Dataset entries:
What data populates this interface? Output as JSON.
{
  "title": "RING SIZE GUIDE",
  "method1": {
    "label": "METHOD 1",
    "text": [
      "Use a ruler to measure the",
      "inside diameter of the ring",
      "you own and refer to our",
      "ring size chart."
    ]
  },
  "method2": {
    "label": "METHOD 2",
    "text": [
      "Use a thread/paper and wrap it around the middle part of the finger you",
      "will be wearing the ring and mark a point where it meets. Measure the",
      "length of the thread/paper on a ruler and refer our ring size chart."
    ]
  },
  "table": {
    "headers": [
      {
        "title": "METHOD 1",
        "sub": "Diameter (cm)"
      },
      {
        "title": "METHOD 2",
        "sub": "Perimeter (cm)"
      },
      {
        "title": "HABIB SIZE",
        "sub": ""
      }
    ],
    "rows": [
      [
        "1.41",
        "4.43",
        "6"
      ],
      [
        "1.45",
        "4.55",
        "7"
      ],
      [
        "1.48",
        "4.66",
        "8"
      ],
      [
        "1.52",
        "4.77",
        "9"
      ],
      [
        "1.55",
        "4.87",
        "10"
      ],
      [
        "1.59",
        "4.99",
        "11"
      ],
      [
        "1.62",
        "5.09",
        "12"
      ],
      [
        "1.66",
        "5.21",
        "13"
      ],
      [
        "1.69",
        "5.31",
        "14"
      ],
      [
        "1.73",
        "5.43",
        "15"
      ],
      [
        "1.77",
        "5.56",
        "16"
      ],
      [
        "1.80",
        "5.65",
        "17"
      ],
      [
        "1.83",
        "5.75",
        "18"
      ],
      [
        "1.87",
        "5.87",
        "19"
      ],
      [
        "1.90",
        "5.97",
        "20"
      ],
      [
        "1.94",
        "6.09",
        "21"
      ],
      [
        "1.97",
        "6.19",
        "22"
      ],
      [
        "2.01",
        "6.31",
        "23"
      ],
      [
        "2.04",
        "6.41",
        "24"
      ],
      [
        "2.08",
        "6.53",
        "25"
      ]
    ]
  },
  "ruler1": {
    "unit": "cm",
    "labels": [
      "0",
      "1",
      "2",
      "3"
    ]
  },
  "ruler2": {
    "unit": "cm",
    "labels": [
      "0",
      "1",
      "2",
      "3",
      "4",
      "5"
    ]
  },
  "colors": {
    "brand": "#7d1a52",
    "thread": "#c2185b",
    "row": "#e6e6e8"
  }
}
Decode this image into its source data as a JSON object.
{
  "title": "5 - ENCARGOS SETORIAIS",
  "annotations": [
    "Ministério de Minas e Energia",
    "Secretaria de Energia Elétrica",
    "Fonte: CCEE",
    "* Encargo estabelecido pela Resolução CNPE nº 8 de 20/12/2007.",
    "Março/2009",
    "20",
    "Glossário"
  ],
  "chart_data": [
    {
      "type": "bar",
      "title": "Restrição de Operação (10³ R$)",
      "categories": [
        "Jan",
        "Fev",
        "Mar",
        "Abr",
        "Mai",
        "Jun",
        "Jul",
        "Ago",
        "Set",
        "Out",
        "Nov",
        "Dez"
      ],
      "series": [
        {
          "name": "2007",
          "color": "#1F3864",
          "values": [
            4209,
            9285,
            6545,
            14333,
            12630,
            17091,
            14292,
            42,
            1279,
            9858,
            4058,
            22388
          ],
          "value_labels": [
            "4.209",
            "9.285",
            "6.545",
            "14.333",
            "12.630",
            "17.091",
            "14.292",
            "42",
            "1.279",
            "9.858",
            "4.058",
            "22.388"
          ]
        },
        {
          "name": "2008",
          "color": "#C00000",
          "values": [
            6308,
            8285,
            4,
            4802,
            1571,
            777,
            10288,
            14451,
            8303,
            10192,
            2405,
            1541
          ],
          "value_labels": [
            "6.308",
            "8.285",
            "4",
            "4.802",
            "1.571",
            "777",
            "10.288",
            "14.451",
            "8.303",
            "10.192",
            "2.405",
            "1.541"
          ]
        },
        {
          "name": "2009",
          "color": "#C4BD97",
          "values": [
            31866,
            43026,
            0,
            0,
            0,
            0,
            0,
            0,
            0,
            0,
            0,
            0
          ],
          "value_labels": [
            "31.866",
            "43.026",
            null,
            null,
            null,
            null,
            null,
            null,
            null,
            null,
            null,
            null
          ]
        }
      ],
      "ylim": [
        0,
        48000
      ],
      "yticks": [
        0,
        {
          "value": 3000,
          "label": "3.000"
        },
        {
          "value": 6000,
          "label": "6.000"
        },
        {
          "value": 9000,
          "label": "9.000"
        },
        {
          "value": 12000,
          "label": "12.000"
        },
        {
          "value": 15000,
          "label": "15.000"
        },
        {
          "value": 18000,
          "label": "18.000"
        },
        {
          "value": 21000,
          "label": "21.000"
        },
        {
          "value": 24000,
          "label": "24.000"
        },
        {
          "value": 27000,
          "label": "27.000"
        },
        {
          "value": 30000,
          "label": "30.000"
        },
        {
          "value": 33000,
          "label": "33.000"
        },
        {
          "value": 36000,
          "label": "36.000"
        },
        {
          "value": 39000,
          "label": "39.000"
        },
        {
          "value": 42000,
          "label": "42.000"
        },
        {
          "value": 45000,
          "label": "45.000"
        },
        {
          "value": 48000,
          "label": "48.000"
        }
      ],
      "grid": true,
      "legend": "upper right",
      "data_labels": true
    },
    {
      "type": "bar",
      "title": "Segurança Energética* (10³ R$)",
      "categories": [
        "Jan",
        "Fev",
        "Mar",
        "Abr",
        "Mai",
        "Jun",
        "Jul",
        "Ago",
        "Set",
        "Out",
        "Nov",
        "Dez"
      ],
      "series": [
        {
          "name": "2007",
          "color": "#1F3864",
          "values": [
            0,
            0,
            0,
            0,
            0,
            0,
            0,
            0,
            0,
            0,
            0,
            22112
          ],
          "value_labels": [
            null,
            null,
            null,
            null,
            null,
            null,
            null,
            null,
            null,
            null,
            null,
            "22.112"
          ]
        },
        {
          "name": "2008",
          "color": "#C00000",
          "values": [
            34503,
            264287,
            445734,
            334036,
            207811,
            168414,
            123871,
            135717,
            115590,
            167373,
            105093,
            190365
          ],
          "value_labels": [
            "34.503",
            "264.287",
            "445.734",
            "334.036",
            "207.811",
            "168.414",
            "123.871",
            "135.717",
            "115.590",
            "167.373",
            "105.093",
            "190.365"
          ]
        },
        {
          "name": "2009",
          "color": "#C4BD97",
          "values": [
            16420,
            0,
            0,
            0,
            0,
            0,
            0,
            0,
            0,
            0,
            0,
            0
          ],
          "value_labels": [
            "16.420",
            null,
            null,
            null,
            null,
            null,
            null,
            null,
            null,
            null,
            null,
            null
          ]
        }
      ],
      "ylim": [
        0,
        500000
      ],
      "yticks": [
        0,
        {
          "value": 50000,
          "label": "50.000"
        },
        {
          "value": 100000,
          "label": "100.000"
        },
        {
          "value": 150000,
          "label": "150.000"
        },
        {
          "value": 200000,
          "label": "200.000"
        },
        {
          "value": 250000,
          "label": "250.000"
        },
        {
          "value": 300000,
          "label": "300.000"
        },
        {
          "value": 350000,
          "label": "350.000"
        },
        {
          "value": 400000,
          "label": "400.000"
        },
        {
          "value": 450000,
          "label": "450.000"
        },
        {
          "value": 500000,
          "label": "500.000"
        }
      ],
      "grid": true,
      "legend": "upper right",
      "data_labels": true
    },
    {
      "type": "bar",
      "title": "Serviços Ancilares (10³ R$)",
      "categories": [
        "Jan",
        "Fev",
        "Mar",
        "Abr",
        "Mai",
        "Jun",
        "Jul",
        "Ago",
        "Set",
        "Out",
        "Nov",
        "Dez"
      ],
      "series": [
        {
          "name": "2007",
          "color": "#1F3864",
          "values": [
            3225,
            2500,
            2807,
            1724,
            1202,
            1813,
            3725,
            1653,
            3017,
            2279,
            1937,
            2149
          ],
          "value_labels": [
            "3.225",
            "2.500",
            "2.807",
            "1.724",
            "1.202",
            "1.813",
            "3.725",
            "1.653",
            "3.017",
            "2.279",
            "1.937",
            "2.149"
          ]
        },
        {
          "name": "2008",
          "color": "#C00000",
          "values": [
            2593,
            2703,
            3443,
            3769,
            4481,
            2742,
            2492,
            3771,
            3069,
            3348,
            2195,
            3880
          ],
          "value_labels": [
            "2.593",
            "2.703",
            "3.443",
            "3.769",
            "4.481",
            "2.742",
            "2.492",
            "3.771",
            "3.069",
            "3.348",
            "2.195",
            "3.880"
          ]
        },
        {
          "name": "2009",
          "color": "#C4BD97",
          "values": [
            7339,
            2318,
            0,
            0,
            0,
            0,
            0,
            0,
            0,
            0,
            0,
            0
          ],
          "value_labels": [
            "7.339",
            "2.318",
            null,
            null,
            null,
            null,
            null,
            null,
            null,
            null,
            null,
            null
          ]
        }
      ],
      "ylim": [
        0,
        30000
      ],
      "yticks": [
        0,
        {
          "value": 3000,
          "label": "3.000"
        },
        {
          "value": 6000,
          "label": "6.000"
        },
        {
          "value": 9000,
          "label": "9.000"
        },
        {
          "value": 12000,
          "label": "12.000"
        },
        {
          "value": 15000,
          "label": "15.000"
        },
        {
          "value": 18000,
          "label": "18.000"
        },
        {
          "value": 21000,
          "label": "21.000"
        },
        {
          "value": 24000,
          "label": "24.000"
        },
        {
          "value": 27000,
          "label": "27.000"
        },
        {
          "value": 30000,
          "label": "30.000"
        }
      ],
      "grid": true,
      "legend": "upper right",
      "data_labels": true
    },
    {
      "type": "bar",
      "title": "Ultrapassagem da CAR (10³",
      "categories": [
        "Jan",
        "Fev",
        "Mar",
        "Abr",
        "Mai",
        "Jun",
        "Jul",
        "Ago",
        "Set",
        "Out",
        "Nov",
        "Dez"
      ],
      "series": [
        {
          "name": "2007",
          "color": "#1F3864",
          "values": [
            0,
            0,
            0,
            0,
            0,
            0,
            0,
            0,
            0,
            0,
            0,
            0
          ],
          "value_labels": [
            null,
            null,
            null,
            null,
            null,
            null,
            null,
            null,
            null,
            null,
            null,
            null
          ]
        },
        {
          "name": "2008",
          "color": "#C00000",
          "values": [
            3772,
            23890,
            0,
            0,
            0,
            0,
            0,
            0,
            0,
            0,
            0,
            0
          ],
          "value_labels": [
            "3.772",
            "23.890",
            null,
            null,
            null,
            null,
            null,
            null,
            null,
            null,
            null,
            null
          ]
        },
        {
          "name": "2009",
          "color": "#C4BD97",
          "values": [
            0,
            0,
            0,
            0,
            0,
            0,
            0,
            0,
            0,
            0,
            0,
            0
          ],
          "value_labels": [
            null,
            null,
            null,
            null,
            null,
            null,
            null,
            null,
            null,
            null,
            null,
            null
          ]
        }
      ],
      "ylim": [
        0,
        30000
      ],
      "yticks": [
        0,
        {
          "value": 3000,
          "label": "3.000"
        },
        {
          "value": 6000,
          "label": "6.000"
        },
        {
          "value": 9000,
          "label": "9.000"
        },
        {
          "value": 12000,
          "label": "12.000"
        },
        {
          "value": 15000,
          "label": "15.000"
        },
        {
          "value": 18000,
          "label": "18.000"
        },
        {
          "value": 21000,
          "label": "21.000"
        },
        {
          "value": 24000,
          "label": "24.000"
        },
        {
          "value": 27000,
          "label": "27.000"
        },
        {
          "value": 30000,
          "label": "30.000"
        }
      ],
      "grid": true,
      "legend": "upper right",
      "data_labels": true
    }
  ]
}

__DESCRIPTION OF THE TASK__
Return all the lines that contain the string "refer".

__COMPLETE ANSWER__
      "you own and refer to our",
      "length of the thread/paper on a ruler and refer our ring size chart."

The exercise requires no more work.